== Stored records ==
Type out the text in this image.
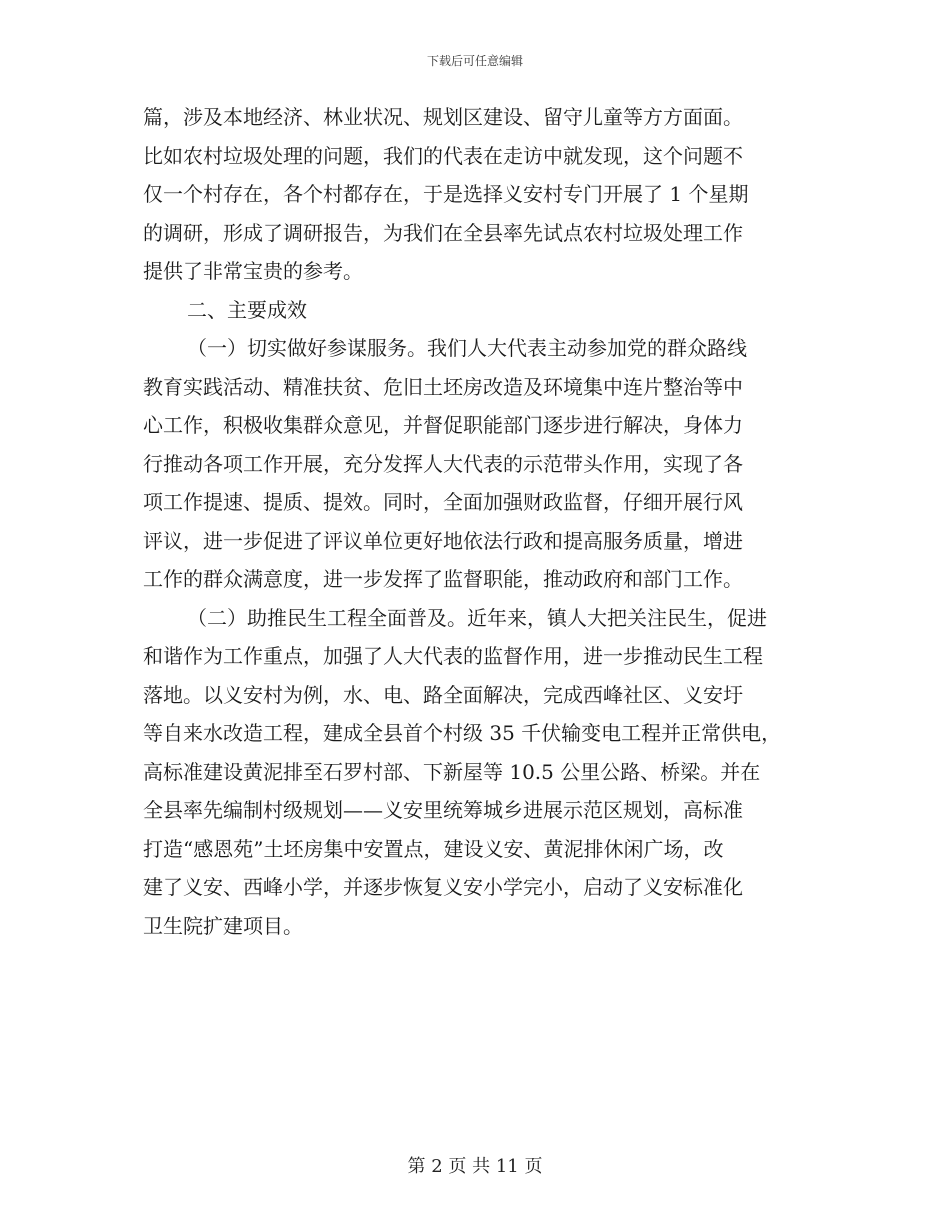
下载后可任意编辑
篇，涉及本地经济、林业状况、规划区建设、留守儿童等方方面面。
比如农村垃圾处理的问题，我们的代表在走访中就发现，这个问题不
仅一个村存在，各个村都存在，于是选择义安村专门开展了 1 个星期
的调研，形成了调研报告，为我们在全县率先试点农村垃圾处理工作
提供了非常宝贵的参考。
二、主要成效
（一）切实做好参谋服务。我们人大代表主动参加党的群众路线
教育实践活动、精准扶贫、危旧土坯房改造及环境集中连片整治等中
心工作，积极收集群众意见，并督促职能部门逐步进行解决，身体力
行推动各项工作开展，充分发挥人大代表的示范带头作用，实现了各
项工作提速、提质、提效。同时，全面加强财政监督，仔细开展行风
评议，进一步促进了评议单位更好地依法行政和提高服务质量，增进
工作的群众满意度，进一步发挥了监督职能，推动政府和部门工作。
（二）助推民生工程全面普及。近年来，镇人大把关注民生，促进
和谐作为工作重点，加强了人大代表的监督作用，进一步推动民生工程
落地。以义安村为例，水、电、路全面解决，完成西峰社区、义安圩
等自来水改造工程，建成全县首个村级 35 千伏输变电工程并正常供电，
高标准建设黄泥排至石罗村部、下新屋等 10.5 公里公路、桥梁。并在
全县率先编制村级规划——义安里统筹城乡进展示范区规划，高标准
打造“感恩苑”土坯房集中安置点，建设义安、黄泥排休闲广场，改
建了义安、西峰小学，并逐步恢复义安小学完小，启动了义安标准化
卫生院扩建项目。
第 2 页 共 11 页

== What is required ==
Pictures are not part of the copy; reproduce everything else in the records exactly.

== Completed task ==
Type out the text in this image.
下载后可任意编辑
篇，涉及本地经济、林业状况、规划区建设、留守儿童等方方面面。
比如农村垃圾处理的问题，我们的代表在走访中就发现，这个问题不
仅一个村存在，各个村都存在，于是选择义安村专门开展了 1 个星期
的调研，形成了调研报告，为我们在全县率先试点农村垃圾处理工作
提供了非常宝贵的参考。
二、主要成效
（一）切实做好参谋服务。我们人大代表主动参加党的群众路线
教育实践活动、精准扶贫、危旧土坯房改造及环境集中连片整治等中
心工作，积极收集群众意见，并督促职能部门逐步进行解决，身体力
行推动各项工作开展，充分发挥人大代表的示范带头作用，实现了各
项工作提速、提质、提效。同时，全面加强财政监督，仔细开展行风
评议，进一步促进了评议单位更好地依法行政和提高服务质量，增进
工作的群众满意度，进一步发挥了监督职能，推动政府和部门工作。
（二）助推民生工程全面普及。近年来，镇人大把关注民生，促进
和谐作为工作重点，加强了人大代表的监督作用，进一步推动民生工程
落地。以义安村为例，水、电、路全面解决，完成西峰社区、义安圩
等自来水改造工程，建成全县首个村级 35 千伏输变电工程并正常供电，
高标准建设黄泥排至石罗村部、下新屋等 10.5 公里公路、桥梁。并在
全县率先编制村级规划——义安里统筹城乡进展示范区规划，高标准
打造“感恩苑”土坯房集中安置点，建设义安、黄泥排休闲广场，改
建了义安、西峰小学，并逐步恢复义安小学完小，启动了义安标准化
卫生院扩建项目。
第 2 页 共 11 页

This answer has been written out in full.